_Problem to work on:_ Check each line below for the word "TradeWave", and copy those that have it.
====================
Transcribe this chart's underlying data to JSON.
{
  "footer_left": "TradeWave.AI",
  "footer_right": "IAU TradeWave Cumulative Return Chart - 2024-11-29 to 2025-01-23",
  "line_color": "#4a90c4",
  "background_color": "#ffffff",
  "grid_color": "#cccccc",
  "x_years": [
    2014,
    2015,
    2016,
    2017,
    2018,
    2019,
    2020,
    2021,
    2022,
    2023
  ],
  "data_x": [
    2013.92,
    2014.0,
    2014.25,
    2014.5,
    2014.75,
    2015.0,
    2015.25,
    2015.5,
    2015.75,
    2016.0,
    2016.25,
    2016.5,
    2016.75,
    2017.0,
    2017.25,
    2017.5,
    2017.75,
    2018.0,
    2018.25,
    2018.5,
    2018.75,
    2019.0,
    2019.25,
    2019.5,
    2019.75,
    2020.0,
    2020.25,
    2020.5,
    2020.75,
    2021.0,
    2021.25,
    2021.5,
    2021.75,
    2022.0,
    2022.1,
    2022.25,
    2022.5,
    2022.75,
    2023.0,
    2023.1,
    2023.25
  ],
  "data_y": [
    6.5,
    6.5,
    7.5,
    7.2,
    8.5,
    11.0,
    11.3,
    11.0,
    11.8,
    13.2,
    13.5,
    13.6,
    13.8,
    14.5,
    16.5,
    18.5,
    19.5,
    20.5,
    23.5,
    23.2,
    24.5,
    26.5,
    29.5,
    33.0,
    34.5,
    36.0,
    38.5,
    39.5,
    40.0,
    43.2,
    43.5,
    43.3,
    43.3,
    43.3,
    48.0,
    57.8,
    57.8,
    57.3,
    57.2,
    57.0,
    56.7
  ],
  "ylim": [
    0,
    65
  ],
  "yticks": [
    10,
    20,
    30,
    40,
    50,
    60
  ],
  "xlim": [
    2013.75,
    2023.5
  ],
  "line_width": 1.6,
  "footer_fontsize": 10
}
====================
_Response for this exercise:_
  "footer_left": "TradeWave.AI",
  "footer_right": "IAU TradeWave Cumulative Return Chart - 2024-11-29 to 2025-01-23",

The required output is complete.